Copy each line of the data below with the word "JSON".

INPUT.
— begin —
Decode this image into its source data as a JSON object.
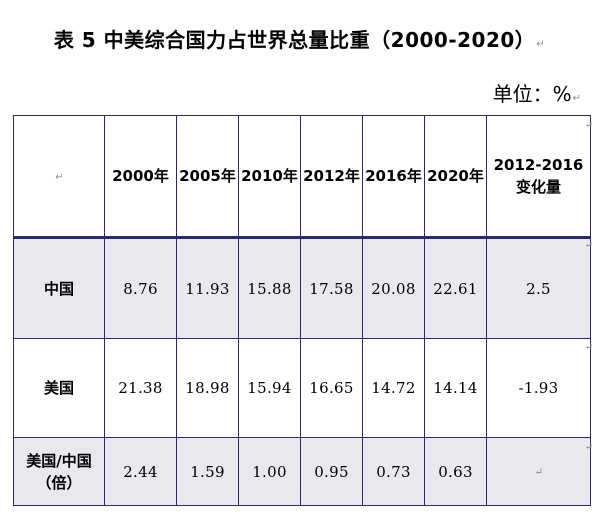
{
  "title": "表 5  中美综合国力占世界总量比重（2000-2020）",
  "unit": "单位：%",
  "table": {
    "headers": [
      "",
      "2000年",
      "2005年",
      "2010年",
      "2012年",
      "2016年",
      "2020年",
      "2012-2016变化量"
    ],
    "rows": [
      {
        "label": "中国",
        "values": [
          "8.76",
          "11.93",
          "15.88",
          "17.58",
          "20.08",
          "22.61",
          "2.5"
        ]
      },
      {
        "label": "美国",
        "values": [
          "21.38",
          "18.98",
          "15.94",
          "16.65",
          "14.72",
          "14.14",
          "-1.93"
        ]
      },
      {
        "label": "美国/中国（倍）",
        "values": [
          "2.44",
          "1.59",
          "1.00",
          "0.95",
          "0.73",
          "0.63",
          ""
        ]
      }
    ]
  }
}
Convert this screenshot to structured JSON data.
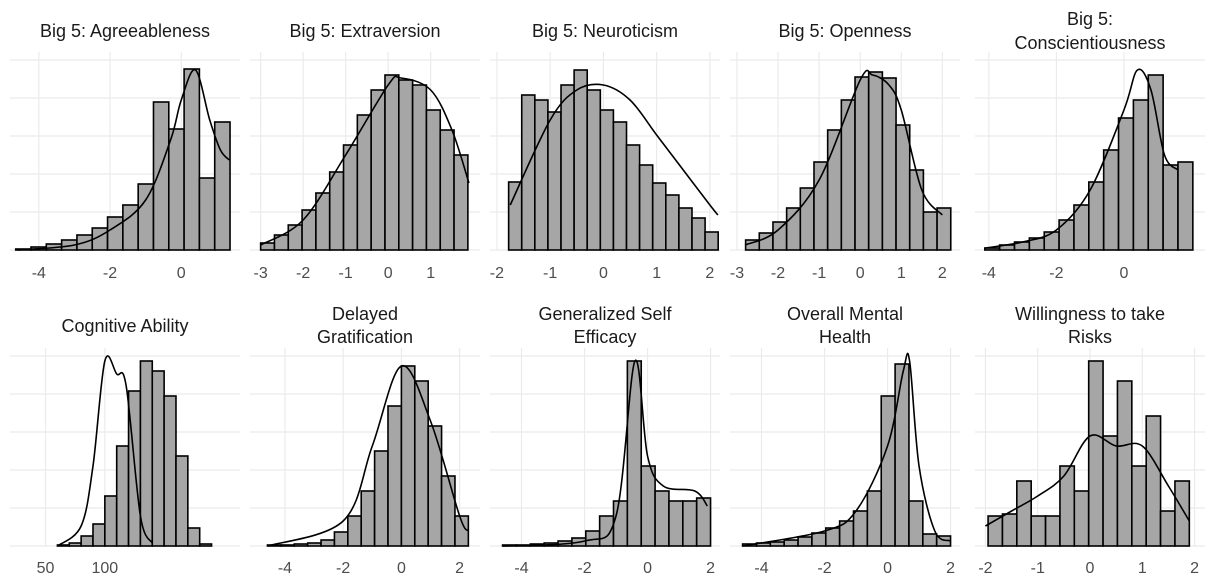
{
  "chart_data": [
    {
      "type": "histogram",
      "title": "Big 5: Agreeableness",
      "xlim": [
        -4.81,
        1.65
      ],
      "xticks": [
        -4,
        -2,
        0
      ],
      "ylim": [
        0,
        190
      ],
      "bins": [
        -4.65,
        -4.22,
        -3.79,
        -3.36,
        -2.93,
        -2.5,
        -2.07,
        -1.64,
        -1.21,
        -0.78,
        -0.35,
        0.08,
        0.51,
        0.94,
        1.37
      ],
      "values": [
        1,
        3,
        6,
        10,
        15,
        22,
        33,
        45,
        66,
        148,
        121,
        181,
        72,
        128
      ],
      "color": "#a6a6a6",
      "density": {
        "x": [
          -4.6,
          -3,
          -2,
          -1,
          -0.3,
          0,
          0.4,
          0.8,
          1.1,
          1.35
        ],
        "values": [
          0,
          5,
          20,
          50,
          110,
          150,
          180,
          130,
          100,
          90
        ]
      }
    },
    {
      "type": "histogram",
      "title": "Big 5: Extraversion",
      "xlim": [
        -3.25,
        2.16
      ],
      "xticks": [
        -3,
        -2,
        -1,
        0,
        1
      ],
      "ylim": [
        0,
        190
      ],
      "bins": [
        -3,
        -2.675,
        -2.35,
        -2.025,
        -1.7,
        -1.375,
        -1.05,
        -0.725,
        -0.4,
        -0.075,
        0.25,
        0.575,
        0.9,
        1.225,
        1.55,
        1.875
      ],
      "values": [
        7,
        15,
        25,
        40,
        57,
        78,
        105,
        135,
        160,
        175,
        170,
        165,
        140,
        120,
        95
      ],
      "color": "#a6a6a6",
      "density": {
        "x": [
          -3,
          -2,
          -1,
          0,
          0.3,
          1,
          1.5,
          1.9
        ],
        "values": [
          5,
          30,
          95,
          165,
          172,
          160,
          120,
          67
        ]
      }
    },
    {
      "type": "histogram",
      "title": "Big 5: Neuroticism",
      "xlim": [
        -2.13,
        2.19
      ],
      "xticks": [
        -2,
        -1,
        0,
        1,
        2
      ],
      "ylim": [
        0,
        190
      ],
      "bins": [
        -1.78,
        -1.534,
        -1.288,
        -1.042,
        -0.796,
        -0.55,
        -0.304,
        -0.058,
        0.188,
        0.434,
        0.68,
        0.926,
        1.172,
        1.418,
        1.664,
        1.91,
        2.156
      ],
      "values": [
        68,
        155,
        150,
        138,
        165,
        180,
        160,
        140,
        128,
        105,
        85,
        67,
        55,
        42,
        32,
        18
      ],
      "color": "#a6a6a6",
      "density": {
        "x": [
          -1.75,
          -1,
          -0.5,
          0,
          0.5,
          1,
          1.5,
          2,
          2.15
        ],
        "values": [
          45,
          130,
          160,
          165,
          150,
          115,
          80,
          45,
          35
        ]
      }
    },
    {
      "type": "histogram",
      "title": "Big 5: Openness",
      "xlim": [
        -3.17,
        2.43
      ],
      "xticks": [
        -3,
        -2,
        -1,
        0,
        1,
        2
      ],
      "ylim": [
        0,
        190
      ],
      "bins": [
        -2.79,
        -2.457,
        -2.124,
        -1.791,
        -1.458,
        -1.125,
        -0.792,
        -0.459,
        -0.126,
        0.207,
        0.54,
        0.873,
        1.206,
        1.539,
        1.872,
        2.205
      ],
      "values": [
        10,
        17,
        28,
        42,
        62,
        88,
        120,
        150,
        173,
        178,
        172,
        125,
        80,
        38,
        42
      ],
      "color": "#a6a6a6",
      "density": {
        "x": [
          -2.8,
          -2,
          -1,
          0,
          0.3,
          0.7,
          1,
          1.5,
          2
        ],
        "values": [
          5,
          20,
          70,
          170,
          175,
          165,
          140,
          60,
          35
        ]
      }
    },
    {
      "type": "histogram",
      "title": [
        "Big 5:",
        "Conscientiousness"
      ],
      "xlim": [
        -4.41,
        2.4
      ],
      "xticks": [
        -4,
        -2,
        0
      ],
      "ylim": [
        0,
        190
      ],
      "bins": [
        -4.12,
        -3.68,
        -3.24,
        -2.8,
        -2.36,
        -1.92,
        -1.48,
        -1.04,
        -0.6,
        -0.16,
        0.28,
        0.72,
        1.16,
        1.6,
        2.04
      ],
      "values": [
        2,
        5,
        8,
        12,
        18,
        30,
        45,
        68,
        100,
        132,
        150,
        175,
        85,
        88
      ],
      "color": "#a6a6a6",
      "density": {
        "x": [
          -4.1,
          -3,
          -2,
          -1,
          0,
          0.4,
          0.8,
          1.2,
          1.6
        ],
        "values": [
          2,
          8,
          20,
          60,
          140,
          180,
          160,
          95,
          80
        ]
      }
    },
    {
      "type": "histogram",
      "title": "Cognitive Ability",
      "xlim": [
        20,
        214
      ],
      "xticks": [
        50,
        100
      ],
      "ylim": [
        0,
        190
      ],
      "bins": [
        60,
        70,
        80,
        90,
        100,
        110,
        120,
        130,
        140,
        150,
        160,
        170,
        180,
        190
      ],
      "values": [
        1,
        3,
        10,
        22,
        50,
        100,
        155,
        185,
        175,
        150,
        90,
        18,
        2
      ],
      "color": "#a6a6a6",
      "density": {
        "x": [
          60,
          80,
          90,
          100,
          110,
          118,
          130,
          140
        ],
        "values": [
          0,
          20,
          80,
          185,
          172,
          160,
          30,
          3
        ]
      }
    },
    {
      "type": "histogram",
      "title": [
        "Delayed",
        "Gratification"
      ],
      "xlim": [
        -5.2,
        2.7
      ],
      "xticks": [
        -4,
        -2,
        0,
        2
      ],
      "ylim": [
        0,
        190
      ],
      "bins": [
        -4.6,
        -4.14,
        -3.68,
        -3.22,
        -2.76,
        -2.3,
        -1.84,
        -1.38,
        -0.92,
        -0.46,
        0,
        0.46,
        0.92,
        1.38,
        1.84,
        2.3
      ],
      "values": [
        1,
        1,
        2,
        3,
        6,
        14,
        30,
        55,
        95,
        140,
        180,
        165,
        120,
        70,
        30
      ],
      "color": "#a6a6a6",
      "density": {
        "x": [
          -4.6,
          -2,
          -1,
          0,
          1,
          2,
          2.3
        ],
        "values": [
          0,
          25,
          100,
          180,
          125,
          30,
          15
        ]
      }
    },
    {
      "type": "histogram",
      "title": [
        "Generalized Self",
        "Efficacy"
      ],
      "xlim": [
        -5.0,
        2.3
      ],
      "xticks": [
        -4,
        -2,
        0,
        2
      ],
      "ylim": [
        0,
        190
      ],
      "bins": [
        -4.6,
        -4.16,
        -3.72,
        -3.28,
        -2.84,
        -2.4,
        -1.96,
        -1.52,
        -1.08,
        -0.64,
        -0.2,
        0.24,
        0.68,
        1.12,
        1.56,
        2.0
      ],
      "values": [
        1,
        1,
        2,
        3,
        5,
        8,
        15,
        30,
        45,
        185,
        80,
        55,
        45,
        45,
        48
      ],
      "color": "#a6a6a6",
      "density": {
        "x": [
          -4.6,
          -2,
          -1,
          -0.4,
          0,
          0.5,
          1.5,
          1.9
        ],
        "values": [
          0,
          5,
          30,
          185,
          90,
          60,
          55,
          40
        ]
      }
    },
    {
      "type": "histogram",
      "title": [
        "Overall Mental",
        "Health"
      ],
      "xlim": [
        -5.0,
        2.3
      ],
      "xticks": [
        -4,
        -2,
        0,
        2
      ],
      "ylim": [
        0,
        190
      ],
      "bins": [
        -4.6,
        -4.16,
        -3.72,
        -3.28,
        -2.84,
        -2.4,
        -1.96,
        -1.52,
        -1.08,
        -0.64,
        -0.2,
        0.24,
        0.68,
        1.12,
        1.56,
        2.0
      ],
      "values": [
        2,
        3,
        4,
        6,
        9,
        13,
        18,
        25,
        35,
        55,
        150,
        182,
        45,
        12,
        10
      ],
      "color": "#a6a6a6",
      "density": {
        "x": [
          -4.6,
          -2,
          -1,
          0,
          0.5,
          0.7,
          1,
          1.5,
          2
        ],
        "values": [
          0,
          15,
          35,
          100,
          175,
          185,
          80,
          15,
          5
        ]
      }
    },
    {
      "type": "histogram",
      "title": [
        "Willingness to take",
        "Risks"
      ],
      "xlim": [
        -2.2,
        2.2
      ],
      "xticks": [
        -2,
        -1,
        0,
        1,
        2
      ],
      "ylim": [
        0,
        190
      ],
      "bins": [
        -1.95,
        -1.675,
        -1.4,
        -1.125,
        -0.85,
        -0.575,
        -0.3,
        -0.025,
        0.25,
        0.525,
        0.8,
        1.075,
        1.35,
        1.625,
        1.9
      ],
      "values": [
        30,
        32,
        65,
        30,
        30,
        80,
        55,
        185,
        110,
        165,
        80,
        130,
        35,
        65
      ],
      "color": "#a6a6a6",
      "density": {
        "x": [
          -2,
          -1.5,
          -1,
          -0.5,
          0,
          0.5,
          1,
          1.5,
          1.9
        ],
        "values": [
          20,
          35,
          50,
          70,
          110,
          100,
          100,
          60,
          25
        ]
      }
    }
  ]
}
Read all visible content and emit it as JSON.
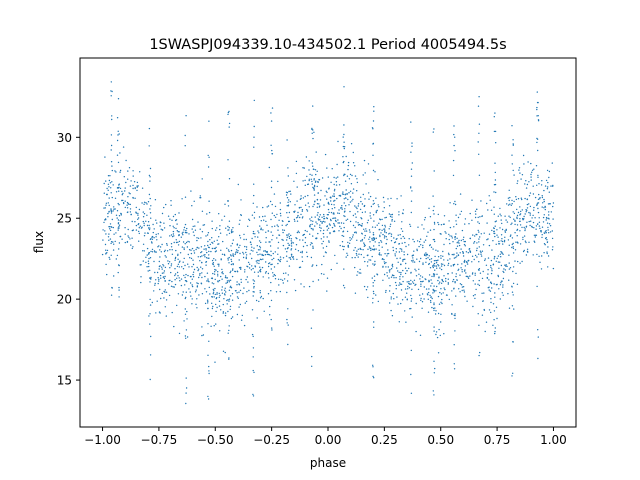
— end —
TASK ANSWER.
Decode this image into its source data as a JSON object.
Convert this screenshot to structured JSON data.
Read all visible content and emit it as JSON.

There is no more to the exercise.